WHAT YOU NEED TO DO - Transcribe each record below word for word.

-- START OF STORED DATA --

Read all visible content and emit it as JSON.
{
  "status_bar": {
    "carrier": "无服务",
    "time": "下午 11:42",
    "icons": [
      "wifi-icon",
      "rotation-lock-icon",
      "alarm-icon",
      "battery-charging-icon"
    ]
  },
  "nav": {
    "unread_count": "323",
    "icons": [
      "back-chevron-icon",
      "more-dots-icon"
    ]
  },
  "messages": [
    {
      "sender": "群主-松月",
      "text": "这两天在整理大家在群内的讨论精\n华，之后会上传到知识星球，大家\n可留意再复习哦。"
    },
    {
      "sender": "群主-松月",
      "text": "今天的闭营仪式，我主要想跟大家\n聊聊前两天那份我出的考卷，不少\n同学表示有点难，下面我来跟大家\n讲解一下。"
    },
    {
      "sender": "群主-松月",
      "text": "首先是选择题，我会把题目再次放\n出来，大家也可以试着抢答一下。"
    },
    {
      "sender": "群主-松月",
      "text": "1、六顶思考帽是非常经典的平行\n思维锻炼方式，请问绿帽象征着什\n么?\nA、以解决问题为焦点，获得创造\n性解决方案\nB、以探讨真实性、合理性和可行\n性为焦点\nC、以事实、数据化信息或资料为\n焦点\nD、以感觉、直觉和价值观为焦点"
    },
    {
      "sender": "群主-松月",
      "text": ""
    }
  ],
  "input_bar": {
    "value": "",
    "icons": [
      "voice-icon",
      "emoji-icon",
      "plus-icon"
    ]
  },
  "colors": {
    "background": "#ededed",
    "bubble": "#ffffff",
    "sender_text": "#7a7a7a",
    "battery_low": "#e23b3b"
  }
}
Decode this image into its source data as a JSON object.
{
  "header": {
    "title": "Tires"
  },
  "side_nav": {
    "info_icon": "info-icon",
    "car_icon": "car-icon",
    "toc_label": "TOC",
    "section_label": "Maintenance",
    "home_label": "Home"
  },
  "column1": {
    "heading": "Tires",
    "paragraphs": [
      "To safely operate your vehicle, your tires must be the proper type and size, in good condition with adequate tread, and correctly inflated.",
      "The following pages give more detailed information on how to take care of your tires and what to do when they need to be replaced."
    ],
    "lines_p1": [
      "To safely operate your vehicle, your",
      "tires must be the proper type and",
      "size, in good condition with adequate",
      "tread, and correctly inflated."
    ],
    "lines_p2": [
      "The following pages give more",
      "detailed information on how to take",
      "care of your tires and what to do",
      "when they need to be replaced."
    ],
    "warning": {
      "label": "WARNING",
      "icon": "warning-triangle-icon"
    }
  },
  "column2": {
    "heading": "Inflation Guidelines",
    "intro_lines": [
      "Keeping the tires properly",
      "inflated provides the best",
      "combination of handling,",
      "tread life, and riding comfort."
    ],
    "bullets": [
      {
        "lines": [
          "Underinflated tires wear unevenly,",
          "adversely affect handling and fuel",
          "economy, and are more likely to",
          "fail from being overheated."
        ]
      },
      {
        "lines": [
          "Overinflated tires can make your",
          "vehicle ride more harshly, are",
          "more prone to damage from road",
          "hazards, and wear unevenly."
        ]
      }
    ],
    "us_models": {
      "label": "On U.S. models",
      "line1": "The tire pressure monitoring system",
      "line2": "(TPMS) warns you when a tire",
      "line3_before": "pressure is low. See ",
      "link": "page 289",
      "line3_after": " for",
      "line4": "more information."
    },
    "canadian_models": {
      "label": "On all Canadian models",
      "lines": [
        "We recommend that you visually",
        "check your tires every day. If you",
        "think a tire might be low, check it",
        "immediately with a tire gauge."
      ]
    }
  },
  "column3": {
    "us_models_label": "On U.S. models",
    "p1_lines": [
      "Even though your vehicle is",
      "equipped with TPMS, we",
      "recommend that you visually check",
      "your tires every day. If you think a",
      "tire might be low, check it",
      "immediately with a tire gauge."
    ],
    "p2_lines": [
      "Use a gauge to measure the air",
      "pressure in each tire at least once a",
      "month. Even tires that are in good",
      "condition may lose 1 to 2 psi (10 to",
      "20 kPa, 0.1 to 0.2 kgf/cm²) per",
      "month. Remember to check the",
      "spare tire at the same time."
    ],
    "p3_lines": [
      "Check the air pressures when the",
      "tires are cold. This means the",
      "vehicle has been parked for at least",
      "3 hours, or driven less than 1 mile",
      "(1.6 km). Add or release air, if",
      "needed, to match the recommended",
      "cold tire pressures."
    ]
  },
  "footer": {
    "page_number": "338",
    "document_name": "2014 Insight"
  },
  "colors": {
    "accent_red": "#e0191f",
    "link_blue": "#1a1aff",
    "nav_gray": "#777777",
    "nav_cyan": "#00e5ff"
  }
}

-- END OF STORED DATA --

REPLY -
Read all visible content and emit it as JSON.
{
  "status_bar": {
    "carrier": "无服务",
    "time": "下午 11:42",
    "icons": [
      "wifi-icon",
      "rotation-lock-icon",
      "alarm-icon",
      "battery-charging-icon"
    ]
  },
  "nav": {
    "unread_count": "323",
    "icons": [
      "back-chevron-icon",
      "more-dots-icon"
    ]
  },
  "messages": [
    {
      "sender": "群主-松月",
      "text": "这两天在整理大家在群内的讨论精\n华，之后会上传到知识星球，大家\n可留意再复习哦。"
    },
    {
      "sender": "群主-松月",
      "text": "今天的闭营仪式，我主要想跟大家\n聊聊前两天那份我出的考卷，不少\n同学表示有点难，下面我来跟大家\n讲解一下。"
    },
    {
      "sender": "群主-松月",
      "text": "首先是选择题，我会把题目再次放\n出来，大家也可以试着抢答一下。"
    },
    {
      "sender": "群主-松月",
      "text": "1、六顶思考帽是非常经典的平行\n思维锻炼方式，请问绿帽象征着什\n么?\nA、以解决问题为焦点，获得创造\n性解决方案\nB、以探讨真实性、合理性和可行\n性为焦点\nC、以事实、数据化信息或资料为\n焦点\nD、以感觉、直觉和价值观为焦点"
    },
    {
      "sender": "群主-松月",
      "text": ""
    }
  ],
  "input_bar": {
    "value": "",
    "icons": [
      "voice-icon",
      "emoji-icon",
      "plus-icon"
    ]
  },
  "colors": {
    "background": "#ededed",
    "bubble": "#ffffff",
    "sender_text": "#7a7a7a",
    "battery_low": "#e23b3b"
  }
}
Decode this image into its source data as a JSON object.
{
  "header": {
    "title": "Tires"
  },
  "side_nav": {
    "info_icon": "info-icon",
    "car_icon": "car-icon",
    "toc_label": "TOC",
    "section_label": "Maintenance",
    "home_label": "Home"
  },
  "column1": {
    "heading": "Tires",
    "paragraphs": [
      "To safely operate your vehicle, your tires must be the proper type and size, in good condition with adequate tread, and correctly inflated.",
      "The following pages give more detailed information on how to take care of your tires and what to do when they need to be replaced."
    ],
    "lines_p1": [
      "To safely operate your vehicle, your",
      "tires must be the proper type and",
      "size, in good condition with adequate",
      "tread, and correctly inflated."
    ],
    "lines_p2": [
      "The following pages give more",
      "detailed information on how to take",
      "care of your tires and what to do",
      "when they need to be replaced."
    ],
    "warning": {
      "label": "WARNING",
      "icon": "warning-triangle-icon"
    }
  },
  "column2": {
    "heading": "Inflation Guidelines",
    "intro_lines": [
      "Keeping the tires properly",
      "inflated provides the best",
      "combination of handling,",
      "tread life, and riding comfort."
    ],
    "bullets": [
      {
        "lines": [
          "Underinflated tires wear unevenly,",
          "adversely affect handling and fuel",
          "economy, and are more likely to",
          "fail from being overheated."
        ]
      },
      {
        "lines": [
          "Overinflated tires can make your",
          "vehicle ride more harshly, are",
          "more prone to damage from road",
          "hazards, and wear unevenly."
        ]
      }
    ],
    "us_models": {
      "label": "On U.S. models",
      "line1": "The tire pressure monitoring system",
      "line2": "(TPMS) warns you when a tire",
      "line3_before": "pressure is low. See ",
      "link": "page 289",
      "line3_after": " for",
      "line4": "more information."
    },
    "canadian_models": {
      "label": "On all Canadian models",
      "lines": [
        "We recommend that you visually",
        "check your tires every day. If you",
        "think a tire might be low, check it",
        "immediately with a tire gauge."
      ]
    }
  },
  "column3": {
    "us_models_label": "On U.S. models",
    "p1_lines": [
      "Even though your vehicle is",
      "equipped with TPMS, we",
      "recommend that you visually check",
      "your tires every day. If you think a",
      "tire might be low, check it",
      "immediately with a tire gauge."
    ],
    "p2_lines": [
      "Use a gauge to measure the air",
      "pressure in each tire at least once a",
      "month. Even tires that are in good",
      "condition may lose 1 to 2 psi (10 to",
      "20 kPa, 0.1 to 0.2 kgf/cm²) per",
      "month. Remember to check the",
      "spare tire at the same time."
    ],
    "p3_lines": [
      "Check the air pressures when the",
      "tires are cold. This means the",
      "vehicle has been parked for at least",
      "3 hours, or driven less than 1 mile",
      "(1.6 km). Add or release air, if",
      "needed, to match the recommended",
      "cold tire pressures."
    ]
  },
  "footer": {
    "page_number": "338",
    "document_name": "2014 Insight"
  },
  "colors": {
    "accent_red": "#e0191f",
    "link_blue": "#1a1aff",
    "nav_gray": "#777777",
    "nav_cyan": "#00e5ff"
  }
}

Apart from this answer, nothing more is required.